REQUEST:
Look through the data below and return each line where "color" appears.

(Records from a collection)
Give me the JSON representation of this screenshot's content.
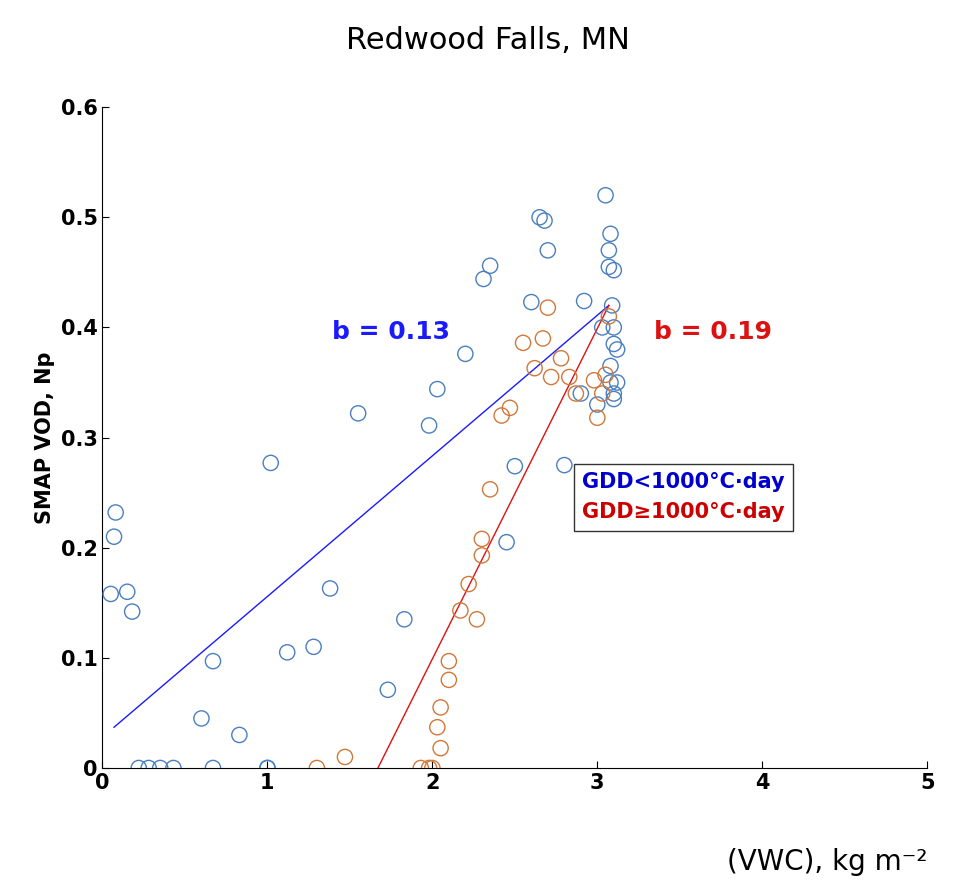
{
  "chart_data": {
    "type": "scatter",
    "title": "Redwood Falls, MN",
    "x_label": "(VWC), kg m⁻²",
    "y_label": "SMAP VOD, Np",
    "xlim": [
      0,
      5
    ],
    "ylim": [
      0,
      0.6
    ],
    "xticks": [
      0,
      1,
      2,
      3,
      4,
      5
    ],
    "yticks": [
      0,
      0.1,
      0.2,
      0.3,
      0.4,
      0.5,
      0.6
    ],
    "legend": "center right",
    "series": [
      {
        "name": "GDD<1000°C·day",
        "color": "#4a7fbf",
        "marker": "circle",
        "x": [
          0.07,
          0.08,
          0.05,
          0.15,
          0.18,
          0.22,
          0.28,
          0.35,
          0.43,
          0.6,
          0.67,
          0.67,
          0.83,
          1.0,
          1.0,
          1.02,
          1.12,
          1.28,
          1.38,
          1.55,
          1.73,
          1.83,
          1.98,
          2.03,
          2.2,
          2.31,
          2.35,
          2.45,
          2.5,
          2.6,
          2.65,
          2.68,
          2.7,
          2.8,
          2.9,
          2.92,
          3.0,
          3.03,
          3.05,
          3.07,
          3.07,
          3.08,
          3.09,
          3.1,
          3.1,
          3.1,
          3.12,
          3.08,
          3.08,
          3.1,
          3.1,
          3.12
        ],
        "values": [
          0.21,
          0.232,
          0.158,
          0.16,
          0.142,
          0,
          0,
          0,
          0,
          0.045,
          0.097,
          0,
          0.03,
          0,
          0,
          0.277,
          0.105,
          0.11,
          0.163,
          0.322,
          0.071,
          0.135,
          0.311,
          0.344,
          0.376,
          0.444,
          0.456,
          0.205,
          0.274,
          0.423,
          0.5,
          0.497,
          0.47,
          0.275,
          0.34,
          0.424,
          0.33,
          0.4,
          0.52,
          0.47,
          0.455,
          0.485,
          0.42,
          0.452,
          0.4,
          0.385,
          0.38,
          0.365,
          0.35,
          0.34,
          0.335,
          0.35
        ]
      },
      {
        "name": "GDD≥1000°C·day",
        "color": "#d2773a",
        "marker": "circle",
        "x": [
          1.3,
          1.47,
          1.93,
          1.98,
          2.0,
          2.05,
          2.03,
          2.05,
          2.1,
          2.1,
          2.17,
          2.22,
          2.27,
          2.3,
          2.3,
          2.35,
          2.42,
          2.47,
          2.55,
          2.62,
          2.67,
          2.7,
          2.72,
          2.78,
          2.83,
          2.87,
          2.98,
          3.0,
          3.03,
          3.05,
          3.07
        ],
        "values": [
          0,
          0.01,
          0,
          0,
          0,
          0.018,
          0.037,
          0.055,
          0.08,
          0.097,
          0.143,
          0.167,
          0.135,
          0.193,
          0.208,
          0.253,
          0.32,
          0.327,
          0.386,
          0.363,
          0.39,
          0.418,
          0.355,
          0.372,
          0.355,
          0.34,
          0.352,
          0.318,
          0.34,
          0.357,
          0.41
        ]
      }
    ],
    "fit_lines": [
      {
        "label": "b = 0.13",
        "color": "#1a1aff",
        "x": [
          0.07,
          3.07
        ],
        "values": [
          0.037,
          0.42
        ]
      },
      {
        "label": "b = 0.19",
        "color": "#dd1111",
        "x": [
          1.67,
          3.07
        ],
        "values": [
          0,
          0.42
        ]
      }
    ]
  }
}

FINISHED TASK:
        "color": "#4a7fbf",
        "color": "#d2773a",
        "color": "#1a1aff",
        "color": "#dd1111",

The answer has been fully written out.